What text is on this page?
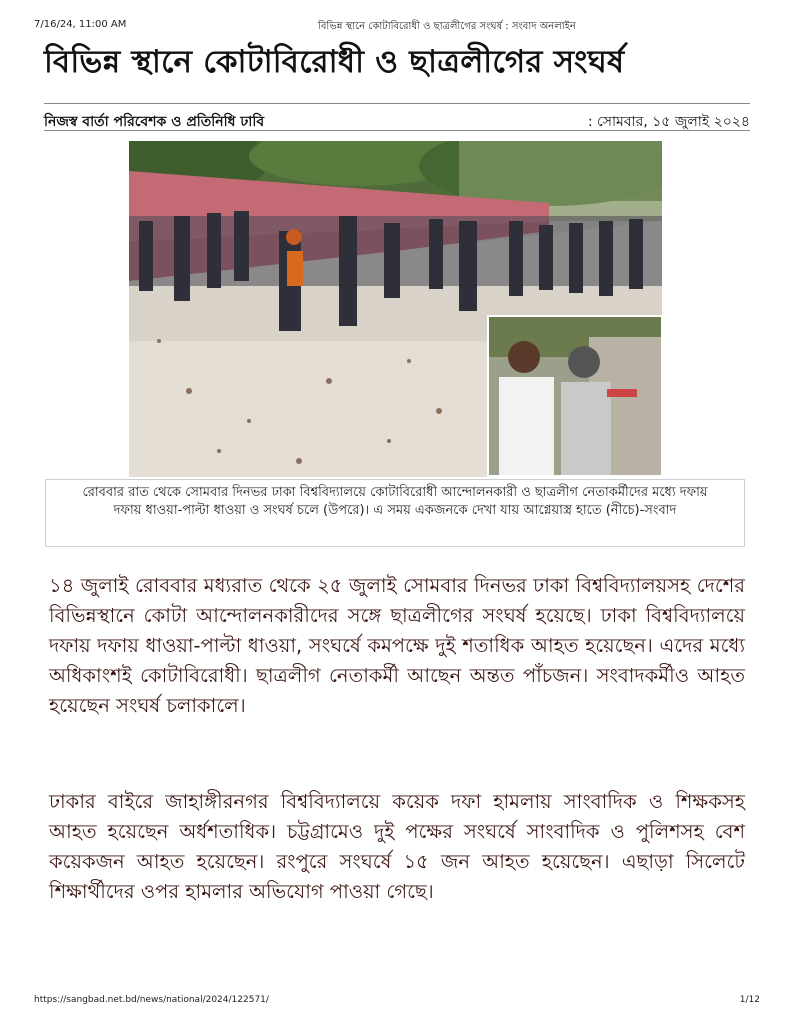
7/16/24, 11:00 AM	বিভিন্ন স্থানে কোটাবিরোধী ও ছাত্রলীগের সংঘর্ষ : সংবাদ অনলাইন
বিভিন্ন স্থানে কোটাবিরোধী ও ছাত্রলীগের সংঘর্ষ
নিজস্ব বার্তা পরিবেশক ও প্রতিনিধি ঢাবি	: সোমবার, ১৫ জুলাই ২০২৪
রোববার রাত থেকে সোমবার দিনভর ঢাকা বিশ্ববিদ্যালয়ে কোটাবিরোধী আন্দোলনকারী ও ছাত্রলীগ নেতাকর্মীদের মধ্যে দফায় দফায় ধাওয়া-পাল্টা ধাওয়া ও সংঘর্ষ চলে (উপরে)। এ সময় একজনকে দেখা যায় আগ্নেয়াস্ত্র হাতে (নীচে)-সংবাদ
১৪ জুলাই রোববার মধ্যরাত থেকে ২৫ জুলাই সোমবার দিনভর ঢাকা বিশ্ববিদ্যালয়সহ দেশের বিভিন্নস্থানে কোটা আন্দোলনকারীদের সঙ্গে ছাত্রলীগের সংঘর্ষ হয়েছে। ঢাকা বিশ্ববিদ্যালয়ে দফায় দফায় ধাওয়া-পাল্টা ধাওয়া, সংঘর্ষে কমপক্ষে দুই শতাধিক আহত হয়েছেন। এদের মধ্যে অধিকাংশই কোটাবিরোধী। ছাত্রলীগ নেতাকর্মী আছেন অন্তত পাঁচজন। সংবাদকর্মীও আহত হয়েছেন সংঘর্ষ চলাকালে।
ঢাকার বাইরে জাহাঙ্গীরনগর বিশ্ববিদ্যালয়ে কয়েক দফা হামলায় সাংবাদিক ও শিক্ষকসহ আহত হয়েছেন অর্ধশতাধিক। চট্টগ্রামেও দুই পক্ষের সংঘর্ষে সাংবাদিক ও পুলিশসহ বেশ কয়েকজন আহত হয়েছেন। রংপুরে সংঘর্ষে ১৫ জন আহত হয়েছেন। এছাড়া সিলেটে শিক্ষার্থীদের ওপর হামলার অভিযোগ পাওয়া গেছে।
https://sangbad.net.bd/news/national/2024/122571/	1/12
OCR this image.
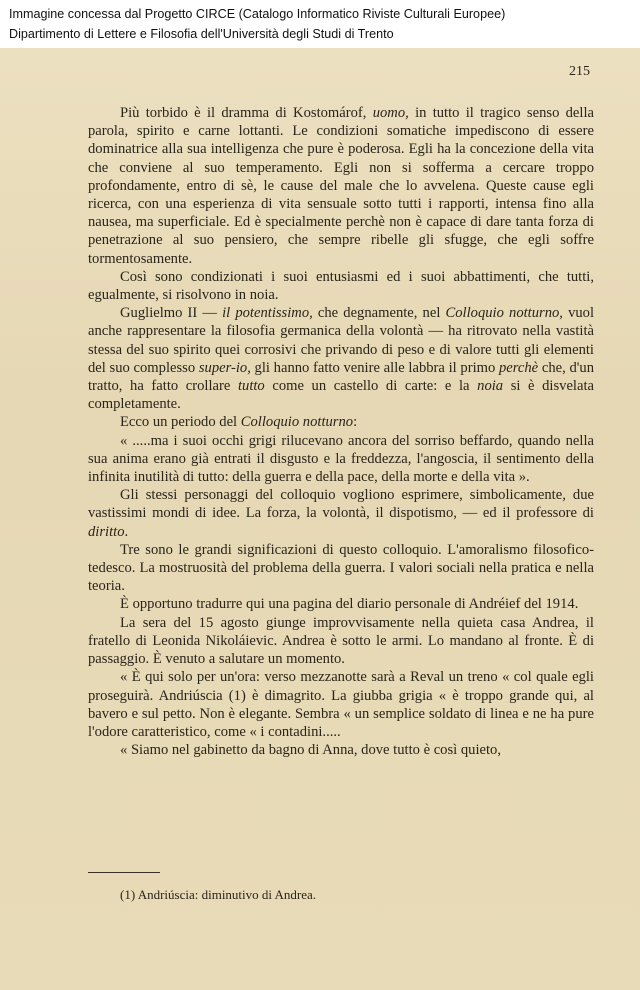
Immagine concessa dal Progetto CIRCE (Catalogo Informatico Riviste Culturali Europee)
Dipartimento di Lettere e Filosofia dell'Università degli Studi di Trento
215

Più torbido è il dramma di Kostomárof, uomo, in tutto il tragico senso della parola, spirito e carne lottanti. Le condizioni somatiche impediscono di essere dominatrice alla sua intelligenza che pure è poderosa. Egli ha la concezione della vita che conviene al suo temperamento. Egli non si sofferma a cercare troppo profondamente, entro di sè, le cause del male che lo avvelena. Queste cause egli ricerca, con una esperienza di vita sensuale sotto tutti i rapporti, intensa fino alla nausea, ma superficiale. Ed è specialmente perchè non è capace di dare tanta forza di penetrazione al suo pensiero, che sempre ribelle gli sfugge, che egli soffre tormentosamente.

Così sono condizionati i suoi entusiasmi ed i suoi abbattimenti, che tutti, egualmente, si risolvono in noia.

Guglielmo II — il potentissimo, che degnamente, nel Colloquio notturno, vuol anche rappresentare la filosofia germanica della volontà — ha ritrovato nella vastità stessa del suo spirito quei corrosivi che privando di peso e di valore tutti gli elementi del suo complesso super-io, gli hanno fatto venire alle labbra il primo perchè che, d'un tratto, ha fatto crollare tutto come un castello di carte: e la noia si è disvelata completamente.

Ecco un periodo del Colloquio notturno:

« .....ma i suoi occhi grigi rilucevano ancora del sorriso beffardo, quando nella sua anima erano già entrati il disgusto e la freddezza, l'angoscia, il sentimento della infinita inutilità di tutto: della guerra e della pace, della morte e della vita ».

Gli stessi personaggi del colloquio vogliono esprimere, simbolicamente, due vastissimi mondi di idee. La forza, la volontà, il dispotismo, — ed il professore di diritto.

Tre sono le grandi significazioni di questo colloquio. L'amoralismo filosofico-tedesco. La mostruosità del problema della guerra. I valori sociali nella pratica e nella teoria.

È opportuno tradurre qui una pagina del diario personale di Andréief del 1914.

La sera del 15 agosto giunge improvvisamente nella quieta casa Andrea, il fratello di Leonida Nikoláievic. Andrea è sotto le armi. Lo mandano al fronte. È di passaggio. È venuto a salutare un momento.

« È qui solo per un'ora: verso mezzanotte sarà a Reval un treno « col quale egli proseguirà. Andriúscia (1) è dimagrito. La giubba grigia « è troppo grande qui, al bavero e sul petto. Non è elegante. Sembra « un semplice soldato di linea e ne ha pure l'odore caratteristico, come « i contadini.....

« Siamo nel gabinetto da bagno di Anna, dove tutto è così quieto,

(1) Andriúscia: diminutivo di Andrea.
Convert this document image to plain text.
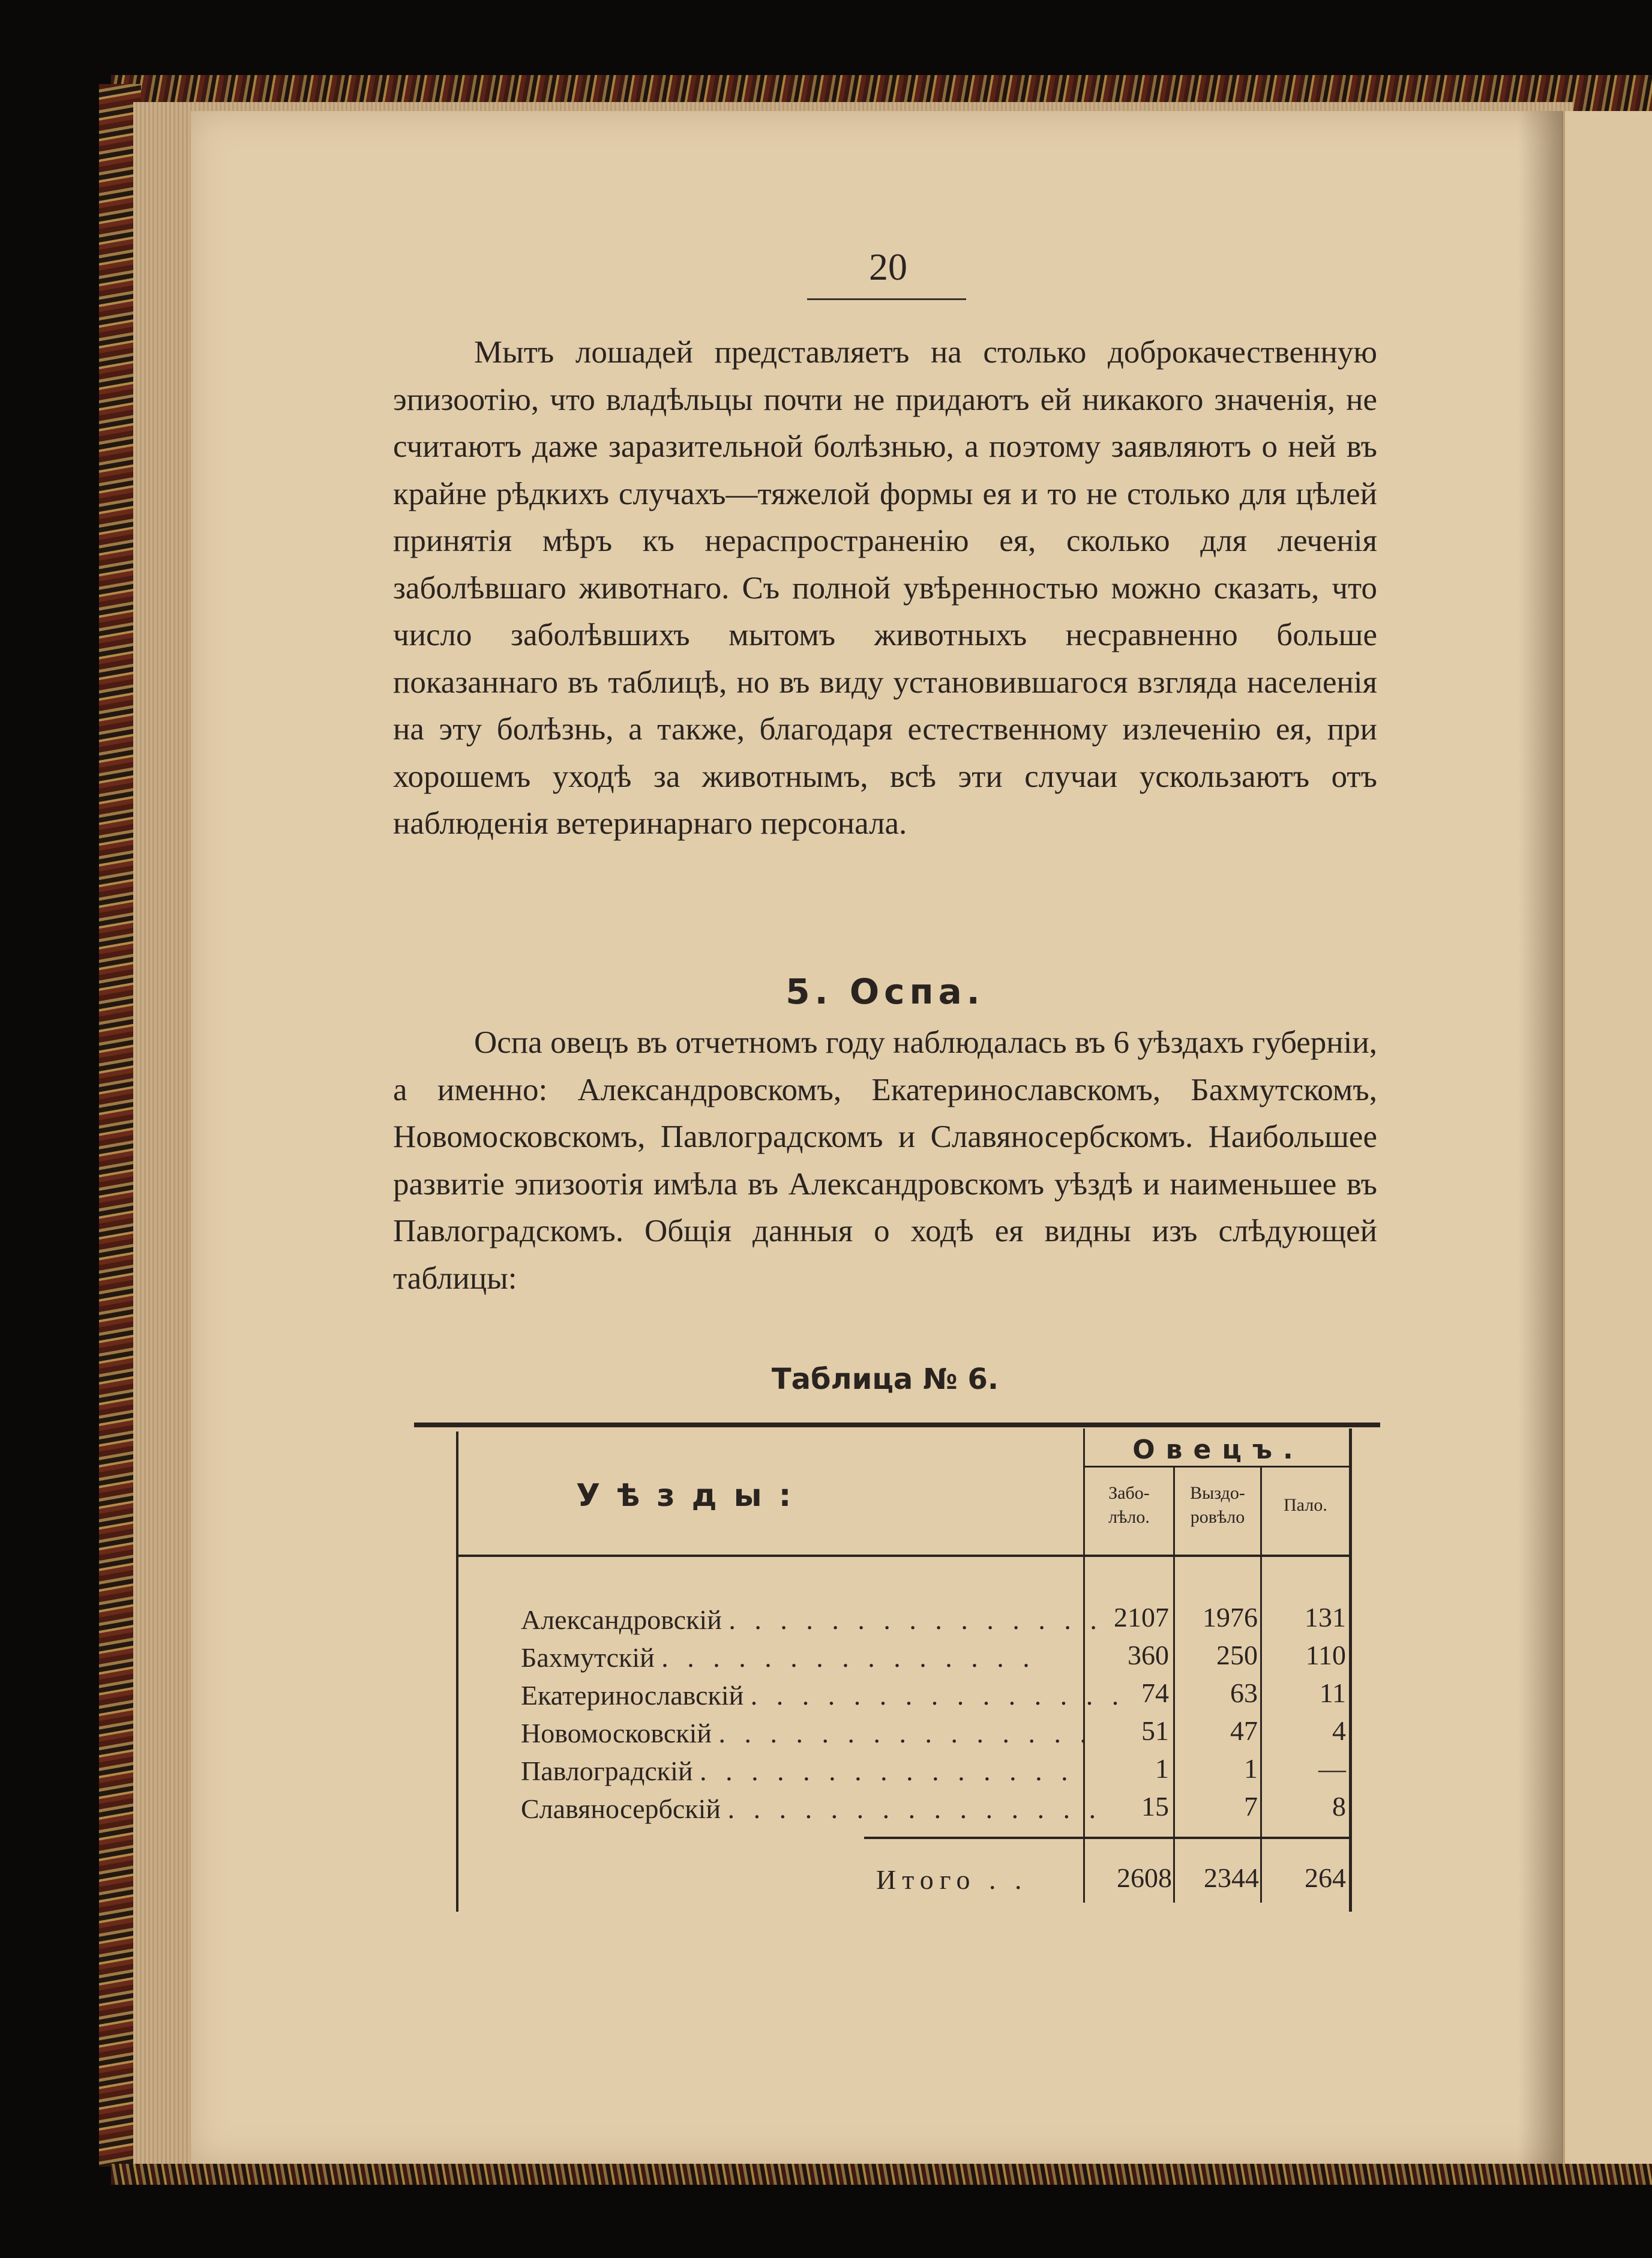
20

Мытъ лошадей представляетъ на столько доброкачественную эпизоотію, что владѣльцы почти не придаютъ ей никакого значенія, не считаютъ даже заразительной болѣзнью, а поэтому заявляютъ о ней въ крайне рѣдкихъ случахъ—тяжелой формы ея и то не столько для цѣлей принятія мѣръ къ нераспространенію ея, сколько для леченія заболѣвшаго животнаго. Съ полной увѣренностью можно сказать, что число заболѣвшихъ мытомъ животныхъ несравненно больше показаннаго въ таблицѣ, но въ виду установившагося взгляда населенія на эту болѣзнь, а также, благодаря естественному излеченію ея, при хорошемъ уходѣ за животнымъ, всѣ эти случаи ускользаютъ отъ наблюденія ветеринарнаго персонала.

5. Оспа.

Оспа овецъ въ отчетномъ году наблюдалась въ 6 уѣздахъ губерніи, а именно: Александровскомъ, Екатеринославскомъ, Бахмутскомъ, Новомосковскомъ, Павлоградскомъ и Славяносербскомъ. Наибольшее развитіе эпизоотія имѣла въ Александровскомъ уѣздѣ и наименьшее въ Павлоградскомъ. Общія данныя о ходѣ ея видны изъ слѣдующей таблицы:

Таблица № 6.
Уѣзды:
Овецъ.
Забо-
лѣло.
Выздо-
ровѣло
Пало.
Александровскій . . . . . . . . . . . . . . . 2107	1976	131
Бахмутскій . . . . . . . . . . . . . . .	360	250	110
Екатеринославскій . . . . . . . . . . . . . . . 74	63	11
Новомосковскій . . . . . . . . . . . . . . .	51	47	4
Павлоградскій . . . . . . . . . . . . . . .	1	1	—
Славяносербскій . . . . . . . . . . . . . . .	15	7	8
Итого . .	2608	2344	264
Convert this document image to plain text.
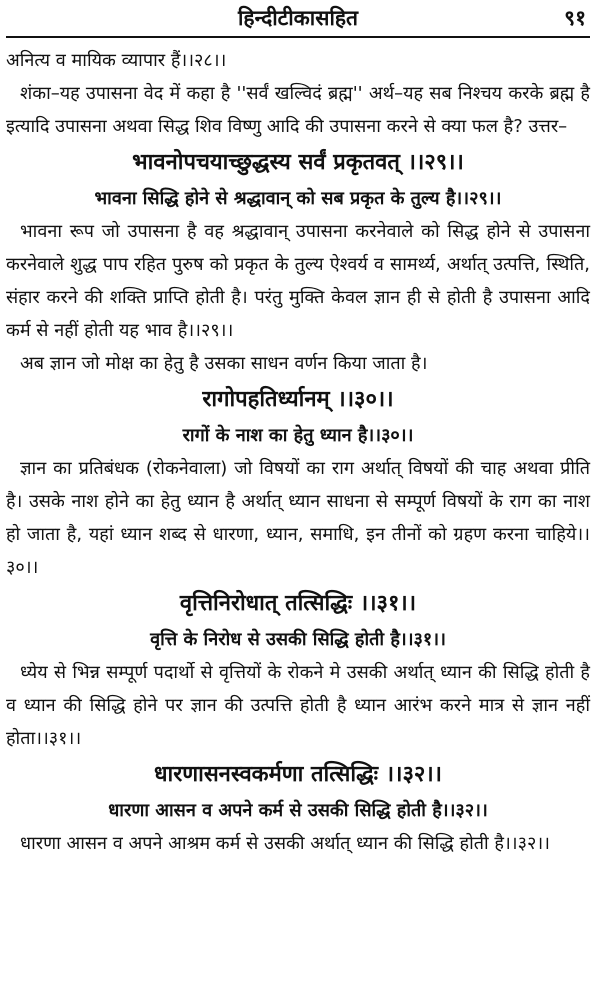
हिन्दीटीकासहित	९१

अनित्य व मायिक व्यापार हैं।।२८।।

शंका–यह उपासना वेद में कहा है ''सर्वं खल्विदं ब्रह्म'' अर्थ–यह सब निश्चय करके ब्रह्म है इत्यादि उपासना अथवा सिद्ध शिव विष्णु आदि की उपासना करने से क्या फल है? उत्तर–

भावनोपचयाच्छुद्धस्य सर्वं प्रकृतवत् ।।२९।।
भावना सिद्धि होने से श्रद्धावान् को सब प्रकृत के तुल्य है।।२९।।

भावना रूप जो उपासना है वह श्रद्धावान् उपासना करनेवाले को सिद्ध होने से उपासना करनेवाले शुद्ध पाप रहित पुरुष को प्रकृत के तुल्य ऐश्वर्य व सामर्थ्य, अर्थात् उत्पत्ति, स्थिति, संहार करने की शक्ति प्राप्ति होती है। परंतु मुक्ति केवल ज्ञान ही से होती है उपासना आदि कर्म से नहीं होती यह भाव है।।२९।।

अब ज्ञान जो मोक्ष का हेतु है उसका साधन वर्णन किया जाता है।

रागोपहतिर्ध्यानम् ।।३०।।
रागों के नाश का हेतु ध्यान है।।३०।।

ज्ञान का प्रतिबंधक (रोकनेवाला) जो विषयों का राग अर्थात् विषयों की चाह अथवा प्रीति है। उसके नाश होने का हेतु ध्यान है अर्थात् ध्यान साधना से सम्पूर्ण विषयों के राग का नाश हो जाता है, यहां ध्यान शब्द से धारणा, ध्यान, समाधि, इन तीनों को ग्रहण करना चाहिये।।३०।।

वृत्तिनिरोधात् तत्सिद्धिः ।।३१।।
वृत्ति के निरोध से उसकी सिद्धि होती है।।३१।।

ध्येय से भिन्न सम्पूर्ण पदार्थो से वृत्तियों के रोकने मे उसकी अर्थात् ध्यान की सिद्धि होती है व ध्यान की सिद्धि होने पर ज्ञान की उत्पत्ति होती है ध्यान आरंभ करने मात्र से ज्ञान नहीं होता।।३१।।

धारणासनस्वकर्मणा तत्सिद्धिः ।।३२।।
धारणा आसन व अपने कर्म से उसकी सिद्धि होती है।।३२।।

धारणा आसन व अपने आश्रम कर्म से उसकी अर्थात् ध्यान की सिद्धि होती है।।३२।।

## Instruction
What is the number of lines containing "Andriúscia"? Give that number only.

## Task answer
2